**Problem**
Leave out the pictures and restate the rest of the data exactly.

**Recorded data**
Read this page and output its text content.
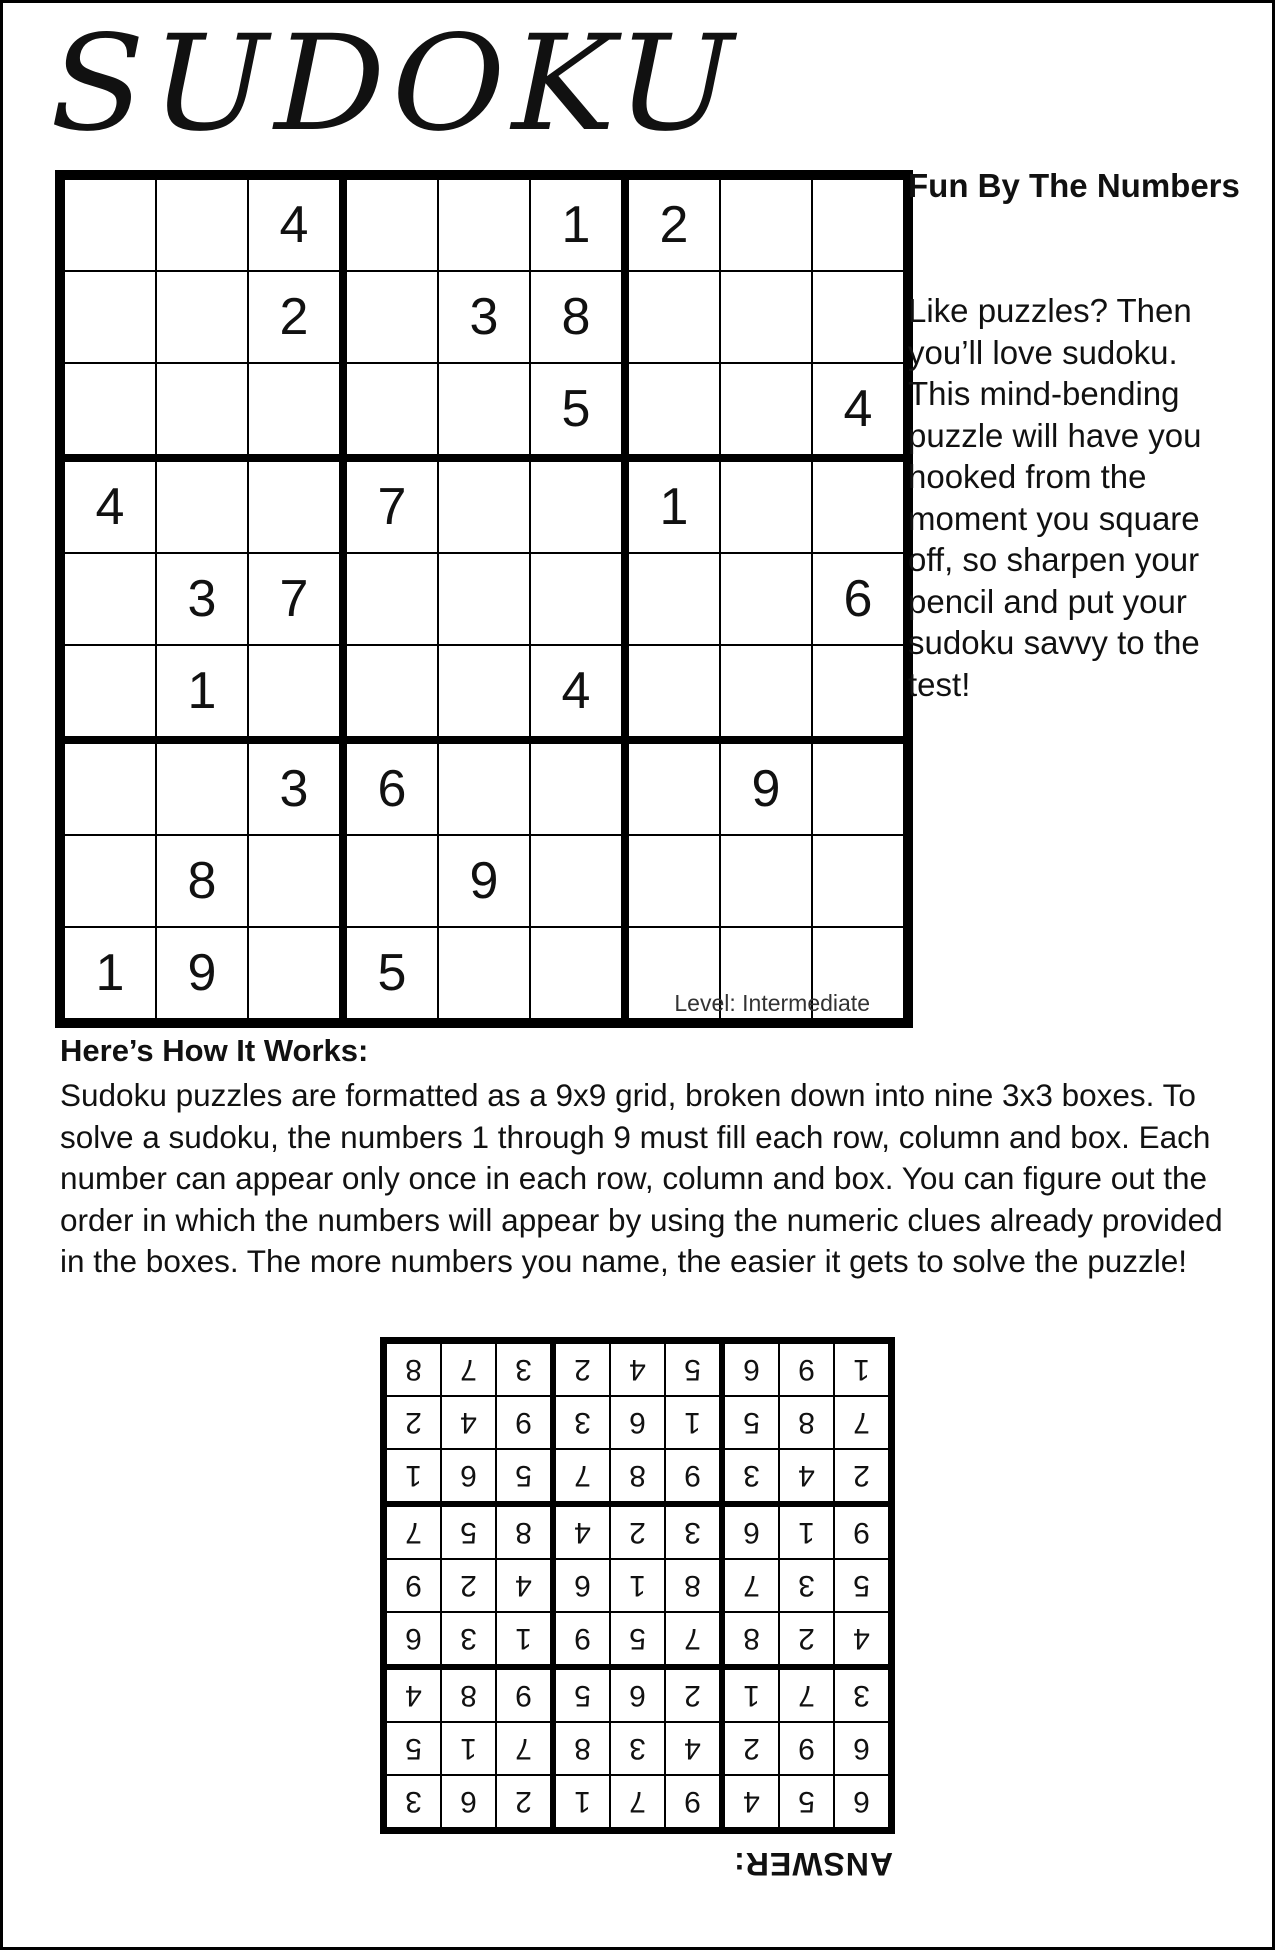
SUDOKU
		4			1	2		
		2		3	8			
					5			4
4			7			1		
	3	7						6
	1				4			
		3	6				9	
	8			9				
1	9		5					
Fun By The Numbers
Like puzzles? Then you’ll love sudoku. This mind-bending puzzle will have you hooked from the moment you square off, so sharpen your pencil and put your sudoku savvy to the test!
Level: Intermediate
Here’s How It Works:
Sudoku puzzles are formatted as a 9x9 grid, broken down into nine 3x3 boxes. To solve a sudoku, the numbers 1 through 9 must fill each row, column and box. Each number can appear only once in each row, column and box. You can figure out the order in which the numbers will appear by using the numeric clues already provided in the boxes. The more numbers you name, the easier it gets to solve the puzzle!
ANSWER:
6	5	4	9	7	1	2	6	3
6	9	2	4	3	8	7	1	5
3	7	1	2	6	5	9	8	4
4	2	8	7	5	9	1	3	6
5	3	7	8	1	6	4	2	9
9	1	6	3	2	4	8	5	7
2	4	3	9	8	7	5	6	1
7	8	5	1	6	3	9	4	2
1	9	6	5	4	2	3	7	8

**Response to the exercise**
Read this page and output its text content.
SUDOKU
		4			1	2		
		2		3	8			
					5			4
4			7			1		
	3	7						6
	1				4			
		3	6				9	
	8			9				
1	9		5					
Fun By The Numbers
Like puzzles? Then you’ll love sudoku. This mind-bending puzzle will have you hooked from the moment you square off, so sharpen your pencil and put your sudoku savvy to the test!
Level: Intermediate
Here’s How It Works:
Sudoku puzzles are formatted as a 9x9 grid, broken down into nine 3x3 boxes. To solve a sudoku, the numbers 1 through 9 must fill each row, column and box. Each number can appear only once in each row, column and box. You can figure out the order in which the numbers will appear by using the numeric clues already provided in the boxes. The more numbers you name, the easier it gets to solve the puzzle!
ANSWER:
6	5	4	9	7	1	2	6	3
6	9	2	4	3	8	7	1	5
3	7	1	2	6	5	9	8	4
4	2	8	7	5	9	1	3	6
5	3	7	8	1	6	4	2	9
9	1	6	3	2	4	8	5	7
2	4	3	9	8	7	5	6	1
7	8	5	1	6	3	9	4	2
1	9	6	5	4	2	3	7	8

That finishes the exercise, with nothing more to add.